▸ **WORK TO DO**
Examine the material below. Gather every line in which the string "типов" appears.
+++ RAW RECORDS
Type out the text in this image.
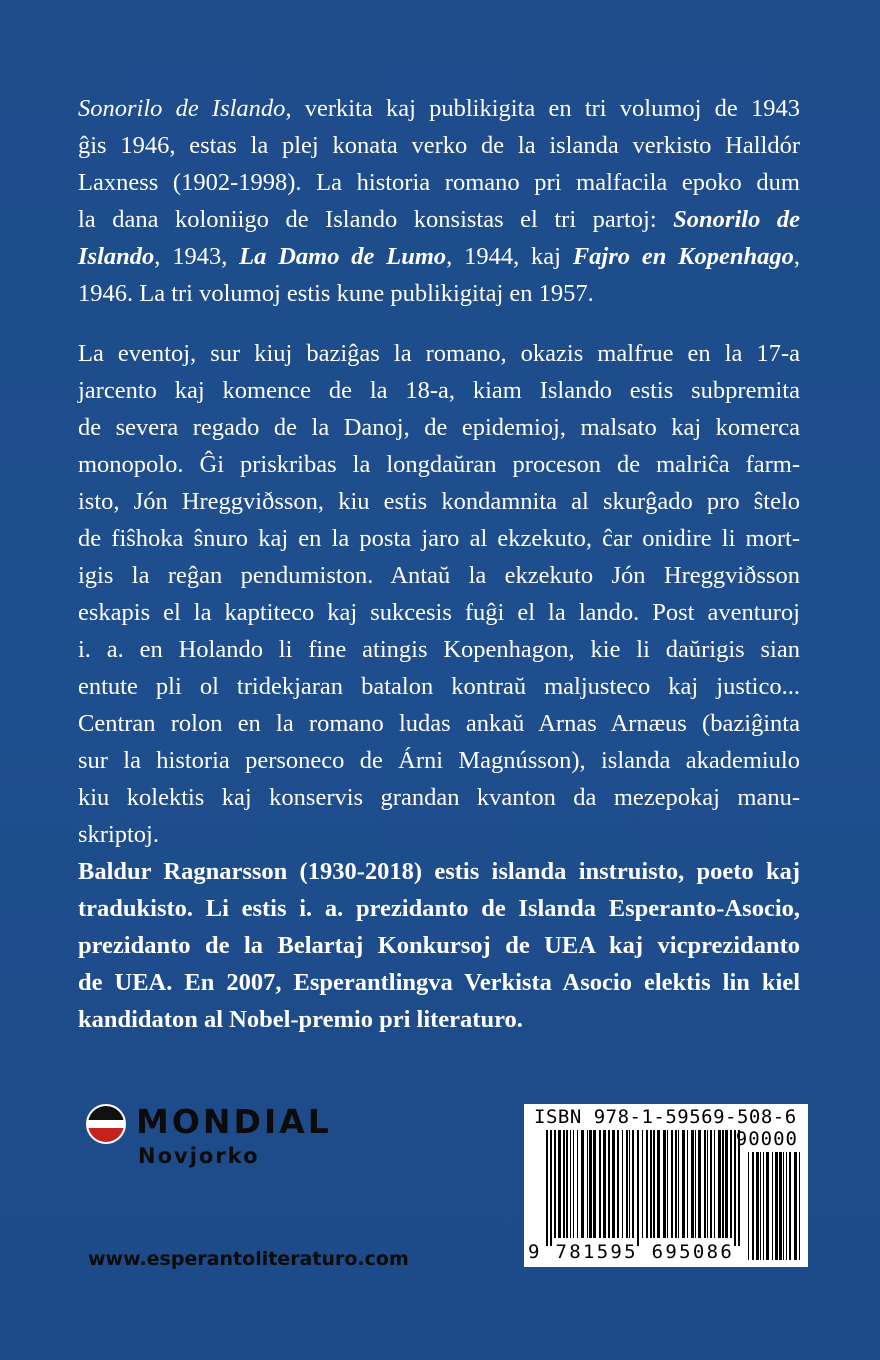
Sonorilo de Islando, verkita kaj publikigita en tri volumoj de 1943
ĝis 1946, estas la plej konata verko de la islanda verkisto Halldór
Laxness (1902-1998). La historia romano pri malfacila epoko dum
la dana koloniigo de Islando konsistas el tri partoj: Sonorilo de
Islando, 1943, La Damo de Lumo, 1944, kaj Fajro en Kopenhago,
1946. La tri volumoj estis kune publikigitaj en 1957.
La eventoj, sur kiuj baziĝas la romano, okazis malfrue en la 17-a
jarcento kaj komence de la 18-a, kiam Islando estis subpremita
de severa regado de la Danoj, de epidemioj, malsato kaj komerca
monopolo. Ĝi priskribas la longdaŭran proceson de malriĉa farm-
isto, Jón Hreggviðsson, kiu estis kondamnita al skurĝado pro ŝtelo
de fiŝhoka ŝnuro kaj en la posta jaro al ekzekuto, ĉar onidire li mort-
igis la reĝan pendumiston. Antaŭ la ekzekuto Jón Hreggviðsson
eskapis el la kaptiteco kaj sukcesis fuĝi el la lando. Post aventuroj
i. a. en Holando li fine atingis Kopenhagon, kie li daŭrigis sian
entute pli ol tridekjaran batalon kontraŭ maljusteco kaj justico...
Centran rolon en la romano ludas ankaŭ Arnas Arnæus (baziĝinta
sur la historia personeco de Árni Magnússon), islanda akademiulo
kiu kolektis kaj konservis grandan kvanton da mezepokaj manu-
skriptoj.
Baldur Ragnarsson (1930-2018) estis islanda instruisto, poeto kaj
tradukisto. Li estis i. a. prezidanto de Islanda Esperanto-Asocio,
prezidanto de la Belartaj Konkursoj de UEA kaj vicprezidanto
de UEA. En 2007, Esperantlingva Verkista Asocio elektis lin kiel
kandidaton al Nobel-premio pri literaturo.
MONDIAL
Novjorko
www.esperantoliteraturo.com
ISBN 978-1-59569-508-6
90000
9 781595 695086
++++++
+++ RAW RECORDS
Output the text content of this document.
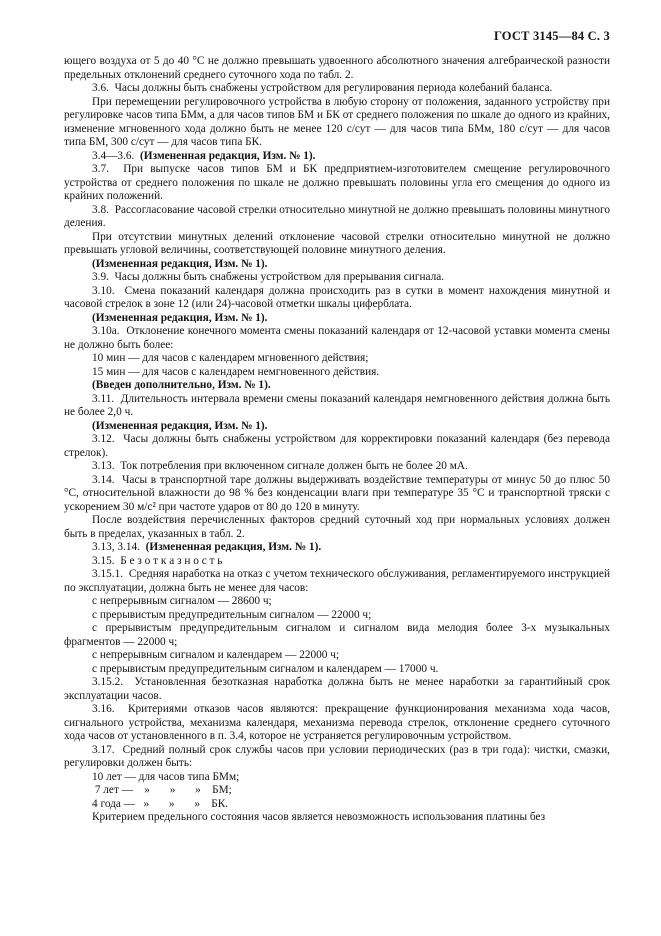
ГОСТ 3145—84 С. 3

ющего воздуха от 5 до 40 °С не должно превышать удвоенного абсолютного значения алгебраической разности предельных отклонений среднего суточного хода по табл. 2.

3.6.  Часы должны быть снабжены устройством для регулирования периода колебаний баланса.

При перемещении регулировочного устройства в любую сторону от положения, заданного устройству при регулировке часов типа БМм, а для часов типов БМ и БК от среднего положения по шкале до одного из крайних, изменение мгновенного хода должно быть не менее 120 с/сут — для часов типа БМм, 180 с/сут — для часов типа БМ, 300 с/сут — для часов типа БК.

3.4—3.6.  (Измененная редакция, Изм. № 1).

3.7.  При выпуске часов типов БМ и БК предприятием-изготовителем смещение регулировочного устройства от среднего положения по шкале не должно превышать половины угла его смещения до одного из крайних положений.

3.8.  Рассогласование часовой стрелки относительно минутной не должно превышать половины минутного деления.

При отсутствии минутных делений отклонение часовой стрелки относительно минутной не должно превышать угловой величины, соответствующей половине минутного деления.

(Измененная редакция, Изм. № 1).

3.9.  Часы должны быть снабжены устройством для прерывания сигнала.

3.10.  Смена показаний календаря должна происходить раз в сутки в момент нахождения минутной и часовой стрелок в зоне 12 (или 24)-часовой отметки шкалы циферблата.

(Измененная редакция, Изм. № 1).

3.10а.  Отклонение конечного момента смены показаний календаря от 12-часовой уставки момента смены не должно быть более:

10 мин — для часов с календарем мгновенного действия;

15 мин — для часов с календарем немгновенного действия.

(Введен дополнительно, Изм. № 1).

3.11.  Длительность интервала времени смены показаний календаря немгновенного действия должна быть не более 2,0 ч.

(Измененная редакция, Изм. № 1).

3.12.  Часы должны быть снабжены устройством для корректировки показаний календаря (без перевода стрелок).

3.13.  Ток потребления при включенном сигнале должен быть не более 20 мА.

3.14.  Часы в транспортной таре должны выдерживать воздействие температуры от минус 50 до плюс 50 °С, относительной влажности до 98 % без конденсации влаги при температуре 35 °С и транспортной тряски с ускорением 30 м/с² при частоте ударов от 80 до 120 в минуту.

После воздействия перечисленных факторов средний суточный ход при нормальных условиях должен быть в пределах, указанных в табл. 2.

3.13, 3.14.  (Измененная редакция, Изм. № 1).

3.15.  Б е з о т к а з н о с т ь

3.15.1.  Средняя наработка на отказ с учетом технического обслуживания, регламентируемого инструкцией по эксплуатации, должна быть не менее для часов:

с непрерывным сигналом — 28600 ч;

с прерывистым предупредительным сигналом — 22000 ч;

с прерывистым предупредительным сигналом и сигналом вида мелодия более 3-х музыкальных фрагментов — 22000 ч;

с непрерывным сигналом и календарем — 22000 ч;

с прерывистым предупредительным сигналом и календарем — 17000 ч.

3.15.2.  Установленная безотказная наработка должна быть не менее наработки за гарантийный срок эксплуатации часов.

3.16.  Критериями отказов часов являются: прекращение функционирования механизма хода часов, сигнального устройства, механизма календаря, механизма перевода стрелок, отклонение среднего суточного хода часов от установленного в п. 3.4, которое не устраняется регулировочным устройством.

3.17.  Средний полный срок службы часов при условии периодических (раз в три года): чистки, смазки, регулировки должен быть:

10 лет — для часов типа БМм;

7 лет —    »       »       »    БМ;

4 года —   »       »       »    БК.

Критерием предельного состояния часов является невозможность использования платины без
++++++
▸ **THE SOLUTION**
При перемещении регулировочного устройства в любую сторону от положения, заданного устройству при регулировке часов типа БМм, а для часов типов БМ и БК от среднего положения по шкале до одного из крайних, изменение мгновенного хода должно быть не менее 120 с/сут — для часов типа БМм, 180 с/сут — для часов типа БМ, 300 с/сут — для часов типа БК.
3.7.  При выпуске часов типов БМ и БК предприятием-изготовителем смещение регулировочного устройства от среднего положения по шкале не должно превышать половины угла его смещения до одного из крайних положений.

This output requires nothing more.